EXERCISE INSTRUCTIONS –
Repeat each record below exactly, dropping the pictures.
########################################
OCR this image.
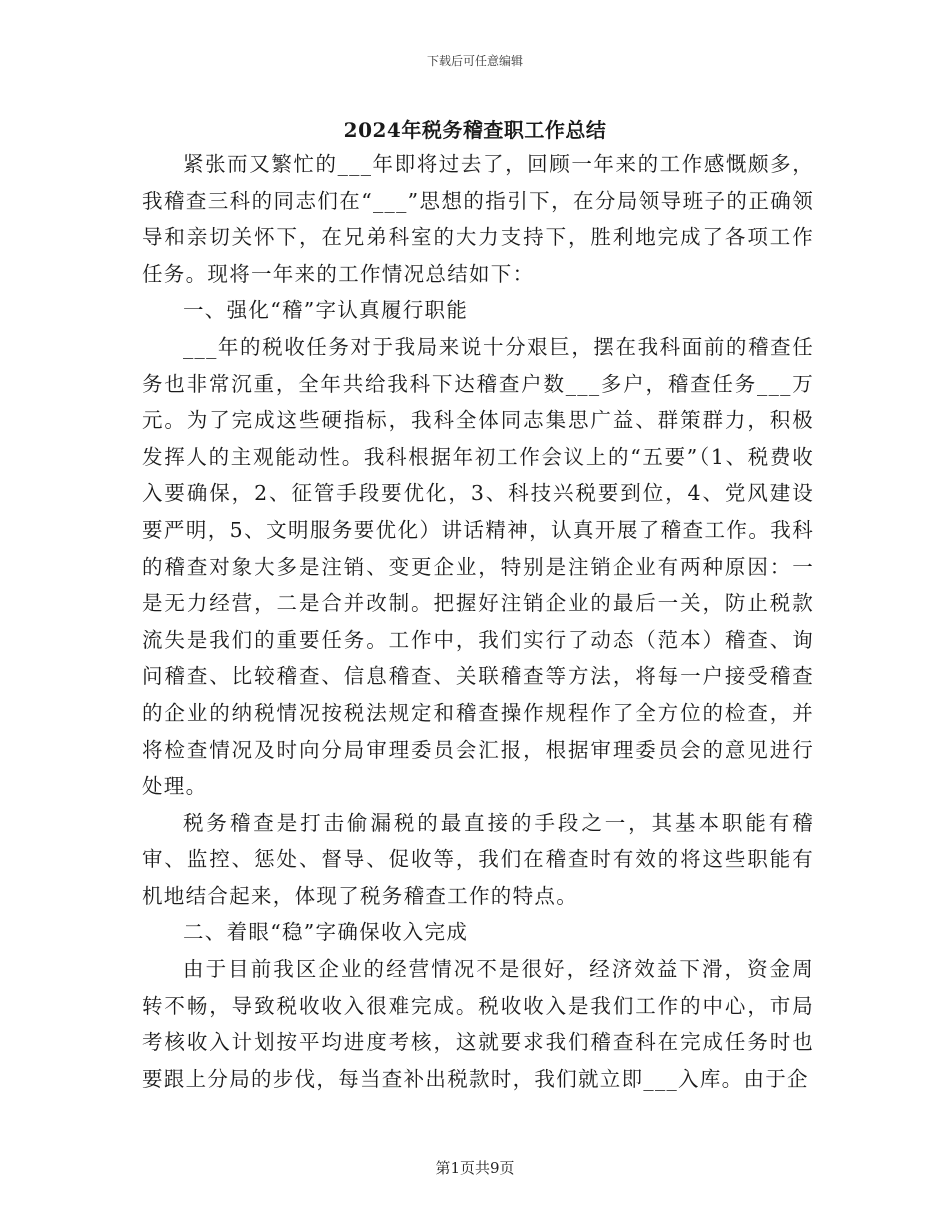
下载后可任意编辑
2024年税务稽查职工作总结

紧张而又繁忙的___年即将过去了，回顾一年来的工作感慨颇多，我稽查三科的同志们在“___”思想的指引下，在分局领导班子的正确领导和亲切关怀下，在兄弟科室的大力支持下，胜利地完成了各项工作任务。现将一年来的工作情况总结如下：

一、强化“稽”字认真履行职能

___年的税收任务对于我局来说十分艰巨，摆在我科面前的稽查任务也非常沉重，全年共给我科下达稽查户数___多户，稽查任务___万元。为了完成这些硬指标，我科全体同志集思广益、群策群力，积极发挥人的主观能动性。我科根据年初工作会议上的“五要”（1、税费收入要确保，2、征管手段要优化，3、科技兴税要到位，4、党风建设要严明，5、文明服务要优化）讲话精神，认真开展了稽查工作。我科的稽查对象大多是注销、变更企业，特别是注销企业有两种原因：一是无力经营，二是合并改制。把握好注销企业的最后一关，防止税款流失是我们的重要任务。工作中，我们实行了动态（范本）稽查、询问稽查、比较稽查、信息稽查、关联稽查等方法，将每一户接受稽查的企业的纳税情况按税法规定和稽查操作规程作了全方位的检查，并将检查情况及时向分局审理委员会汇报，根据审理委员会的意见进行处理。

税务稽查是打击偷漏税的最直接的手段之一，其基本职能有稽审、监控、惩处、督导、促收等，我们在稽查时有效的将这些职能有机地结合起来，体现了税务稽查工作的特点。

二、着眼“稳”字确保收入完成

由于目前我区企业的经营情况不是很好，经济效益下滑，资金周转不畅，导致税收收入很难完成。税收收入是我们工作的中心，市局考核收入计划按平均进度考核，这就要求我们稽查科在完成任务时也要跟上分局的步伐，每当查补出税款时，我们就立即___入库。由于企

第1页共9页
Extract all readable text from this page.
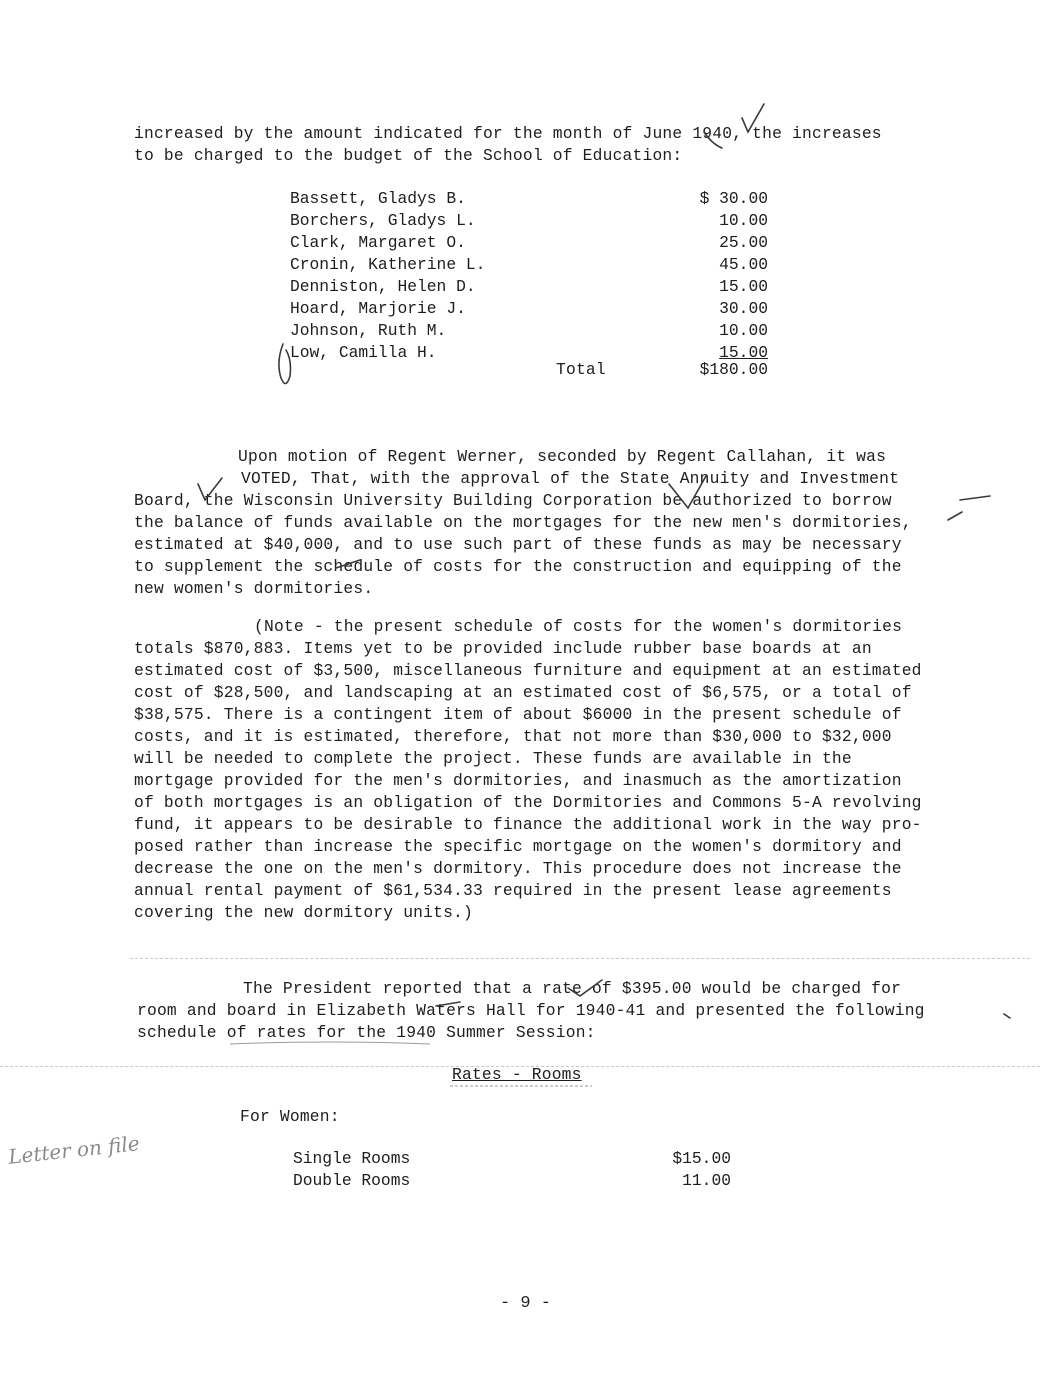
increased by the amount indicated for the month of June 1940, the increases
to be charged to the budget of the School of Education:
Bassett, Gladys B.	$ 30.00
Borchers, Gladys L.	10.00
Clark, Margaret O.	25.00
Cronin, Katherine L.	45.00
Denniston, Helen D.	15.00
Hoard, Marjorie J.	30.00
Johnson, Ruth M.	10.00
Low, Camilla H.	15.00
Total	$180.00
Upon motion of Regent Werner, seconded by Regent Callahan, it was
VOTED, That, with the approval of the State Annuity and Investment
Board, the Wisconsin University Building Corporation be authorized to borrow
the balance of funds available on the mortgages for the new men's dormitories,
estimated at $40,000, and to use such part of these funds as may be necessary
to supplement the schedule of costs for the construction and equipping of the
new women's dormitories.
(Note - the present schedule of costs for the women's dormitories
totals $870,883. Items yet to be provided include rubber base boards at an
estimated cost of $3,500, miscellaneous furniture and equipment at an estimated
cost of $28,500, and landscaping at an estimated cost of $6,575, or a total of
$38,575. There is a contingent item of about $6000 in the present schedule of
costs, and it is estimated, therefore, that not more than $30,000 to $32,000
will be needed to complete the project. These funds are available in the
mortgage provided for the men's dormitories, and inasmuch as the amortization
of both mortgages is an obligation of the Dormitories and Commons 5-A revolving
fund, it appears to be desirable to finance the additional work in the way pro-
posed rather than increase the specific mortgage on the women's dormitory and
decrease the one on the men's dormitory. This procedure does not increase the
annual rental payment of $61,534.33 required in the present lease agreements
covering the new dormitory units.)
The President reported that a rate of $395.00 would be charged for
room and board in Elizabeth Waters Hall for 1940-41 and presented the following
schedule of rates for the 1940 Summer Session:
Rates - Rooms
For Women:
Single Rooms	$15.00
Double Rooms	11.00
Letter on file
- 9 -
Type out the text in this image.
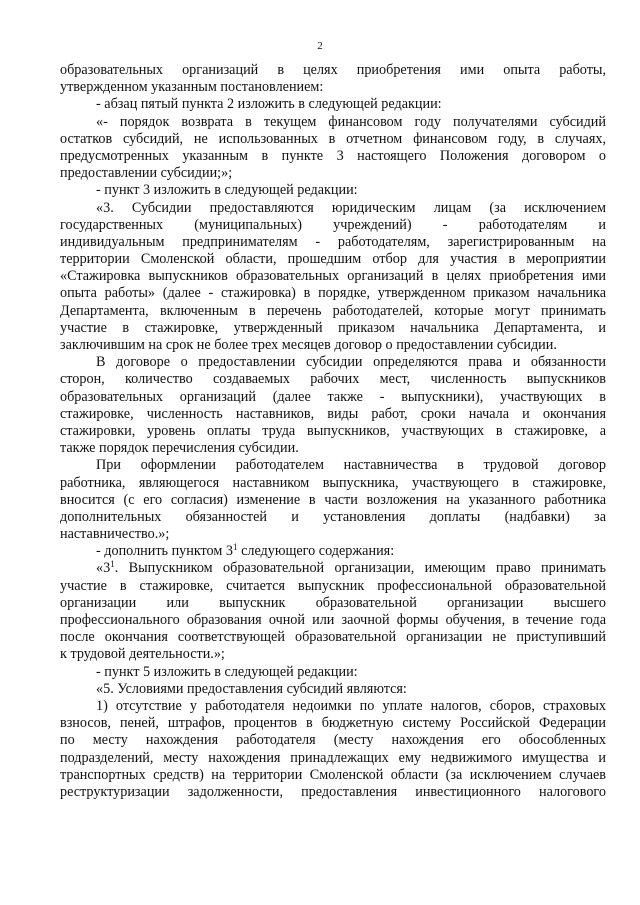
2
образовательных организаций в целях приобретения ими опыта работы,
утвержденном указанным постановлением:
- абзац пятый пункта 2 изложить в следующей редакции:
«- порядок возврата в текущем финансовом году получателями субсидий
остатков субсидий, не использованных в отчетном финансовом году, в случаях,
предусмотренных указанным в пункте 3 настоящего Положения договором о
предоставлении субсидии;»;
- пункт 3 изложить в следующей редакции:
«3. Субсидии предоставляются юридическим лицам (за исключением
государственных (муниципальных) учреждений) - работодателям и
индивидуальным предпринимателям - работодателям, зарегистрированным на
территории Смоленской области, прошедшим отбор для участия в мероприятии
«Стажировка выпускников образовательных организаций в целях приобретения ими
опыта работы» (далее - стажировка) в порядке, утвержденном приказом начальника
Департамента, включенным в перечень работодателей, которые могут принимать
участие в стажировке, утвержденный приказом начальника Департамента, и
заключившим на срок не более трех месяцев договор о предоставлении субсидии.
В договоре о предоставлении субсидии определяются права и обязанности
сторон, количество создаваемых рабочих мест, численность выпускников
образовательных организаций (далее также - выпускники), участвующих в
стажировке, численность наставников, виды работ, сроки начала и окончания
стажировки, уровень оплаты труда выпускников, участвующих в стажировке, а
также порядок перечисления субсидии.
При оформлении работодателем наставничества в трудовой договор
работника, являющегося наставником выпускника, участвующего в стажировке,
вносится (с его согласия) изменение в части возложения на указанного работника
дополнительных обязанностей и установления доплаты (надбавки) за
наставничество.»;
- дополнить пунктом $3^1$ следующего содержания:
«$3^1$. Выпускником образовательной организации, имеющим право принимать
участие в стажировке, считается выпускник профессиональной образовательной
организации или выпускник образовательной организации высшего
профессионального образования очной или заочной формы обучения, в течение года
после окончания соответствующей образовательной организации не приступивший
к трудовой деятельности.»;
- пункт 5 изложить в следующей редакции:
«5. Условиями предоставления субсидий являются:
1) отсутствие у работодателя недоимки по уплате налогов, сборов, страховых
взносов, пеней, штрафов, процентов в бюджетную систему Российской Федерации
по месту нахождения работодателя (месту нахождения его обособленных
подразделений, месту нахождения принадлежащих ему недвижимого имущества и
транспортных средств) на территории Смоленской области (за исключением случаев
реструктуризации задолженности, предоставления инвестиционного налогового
########################################
TASK SOLUTION –
OCR this image.
下载后可任意编辑
2024年税务稽查职工作总结

紧张而又繁忙的___年即将过去了，回顾一年来的工作感慨颇多，我稽查三科的同志们在“___”思想的指引下，在分局领导班子的正确领导和亲切关怀下，在兄弟科室的大力支持下，胜利地完成了各项工作任务。现将一年来的工作情况总结如下：

一、强化“稽”字认真履行职能

___年的税收任务对于我局来说十分艰巨，摆在我科面前的稽查任务也非常沉重，全年共给我科下达稽查户数___多户，稽查任务___万元。为了完成这些硬指标，我科全体同志集思广益、群策群力，积极发挥人的主观能动性。我科根据年初工作会议上的“五要”（1、税费收入要确保，2、征管手段要优化，3、科技兴税要到位，4、党风建设要严明，5、文明服务要优化）讲话精神，认真开展了稽查工作。我科的稽查对象大多是注销、变更企业，特别是注销企业有两种原因：一是无力经营，二是合并改制。把握好注销企业的最后一关，防止税款流失是我们的重要任务。工作中，我们实行了动态（范本）稽查、询问稽查、比较稽查、信息稽查、关联稽查等方法，将每一户接受稽查的企业的纳税情况按税法规定和稽查操作规程作了全方位的检查，并将检查情况及时向分局审理委员会汇报，根据审理委员会的意见进行处理。

税务稽查是打击偷漏税的最直接的手段之一，其基本职能有稽审、监控、惩处、督导、促收等，我们在稽查时有效的将这些职能有机地结合起来，体现了税务稽查工作的特点。

二、着眼“稳”字确保收入完成

由于目前我区企业的经营情况不是很好，经济效益下滑，资金周转不畅，导致税收收入很难完成。税收收入是我们工作的中心，市局考核收入计划按平均进度考核，这就要求我们稽查科在完成任务时也要跟上分局的步伐，每当查补出税款时，我们就立即___入库。由于企

第1页共9页
Extract all readable text from this page.
increased by the amount indicated for the month of June 1940, the increases
to be charged to the budget of the School of Education:
Bassett, Gladys B.	$ 30.00
Borchers, Gladys L.	10.00
Clark, Margaret O.	25.00
Cronin, Katherine L.	45.00
Denniston, Helen D.	15.00
Hoard, Marjorie J.	30.00
Johnson, Ruth M.	10.00
Low, Camilla H.	15.00
Total	$180.00
Upon motion of Regent Werner, seconded by Regent Callahan, it was
VOTED, That, with the approval of the State Annuity and Investment
Board, the Wisconsin University Building Corporation be authorized to borrow
the balance of funds available on the mortgages for the new men's dormitories,
estimated at $40,000, and to use such part of these funds as may be necessary
to supplement the schedule of costs for the construction and equipping of the
new women's dormitories.
(Note - the present schedule of costs for the women's dormitories
totals $870,883. Items yet to be provided include rubber base boards at an
estimated cost of $3,500, miscellaneous furniture and equipment at an estimated
cost of $28,500, and landscaping at an estimated cost of $6,575, or a total of
$38,575. There is a contingent item of about $6000 in the present schedule of
costs, and it is estimated, therefore, that not more than $30,000 to $32,000
will be needed to complete the project. These funds are available in the
mortgage provided for the men's dormitories, and inasmuch as the amortization
of both mortgages is an obligation of the Dormitories and Commons 5-A revolving
fund, it appears to be desirable to finance the additional work in the way pro-
posed rather than increase the specific mortgage on the women's dormitory and
decrease the one on the men's dormitory. This procedure does not increase the
annual rental payment of $61,534.33 required in the present lease agreements
covering the new dormitory units.)
The President reported that a rate of $395.00 would be charged for
room and board in Elizabeth Waters Hall for 1940-41 and presented the following
schedule of rates for the 1940 Summer Session:
Rates - Rooms
For Women:
Single Rooms	$15.00
Double Rooms	11.00
Letter on file
- 9 -
Type out the text in this image.
2
образовательных организаций в целях приобретения ими опыта работы,
утвержденном указанным постановлением:
- абзац пятый пункта 2 изложить в следующей редакции:
«- порядок возврата в текущем финансовом году получателями субсидий
остатков субсидий, не использованных в отчетном финансовом году, в случаях,
предусмотренных указанным в пункте 3 настоящего Положения договором о
предоставлении субсидии;»;
- пункт 3 изложить в следующей редакции:
«3. Субсидии предоставляются юридическим лицам (за исключением
государственных (муниципальных) учреждений) - работодателям и
индивидуальным предпринимателям - работодателям, зарегистрированным на
территории Смоленской области, прошедшим отбор для участия в мероприятии
«Стажировка выпускников образовательных организаций в целях приобретения ими
опыта работы» (далее - стажировка) в порядке, утвержденном приказом начальника
Департамента, включенным в перечень работодателей, которые могут принимать
участие в стажировке, утвержденный приказом начальника Департамента, и
заключившим на срок не более трех месяцев договор о предоставлении субсидии.
В договоре о предоставлении субсидии определяются права и обязанности
сторон, количество создаваемых рабочих мест, численность выпускников
образовательных организаций (далее также - выпускники), участвующих в
стажировке, численность наставников, виды работ, сроки начала и окончания
стажировки, уровень оплаты труда выпускников, участвующих в стажировке, а
также порядок перечисления субсидии.
При оформлении работодателем наставничества в трудовой договор
работника, являющегося наставником выпускника, участвующего в стажировке,
вносится (с его согласия) изменение в части возложения на указанного работника
дополнительных обязанностей и установления доплаты (надбавки) за
наставничество.»;
- дополнить пунктом $3^1$ следующего содержания:
«$3^1$. Выпускником образовательной организации, имеющим право принимать
участие в стажировке, считается выпускник профессиональной образовательной
организации или выпускник образовательной организации высшего
профессионального образования очной или заочной формы обучения, в течение года
после окончания соответствующей образовательной организации не приступивший
к трудовой деятельности.»;
- пункт 5 изложить в следующей редакции:
«5. Условиями предоставления субсидий являются:
1) отсутствие у работодателя недоимки по уплате налогов, сборов, страховых
взносов, пеней, штрафов, процентов в бюджетную систему Российской Федерации
по месту нахождения работодателя (месту нахождения его обособленных
подразделений, месту нахождения принадлежащих ему недвижимого имущества и
транспортных средств) на территории Смоленской области (за исключением случаев
реструктуризации задолженности, предоставления инвестиционного налогового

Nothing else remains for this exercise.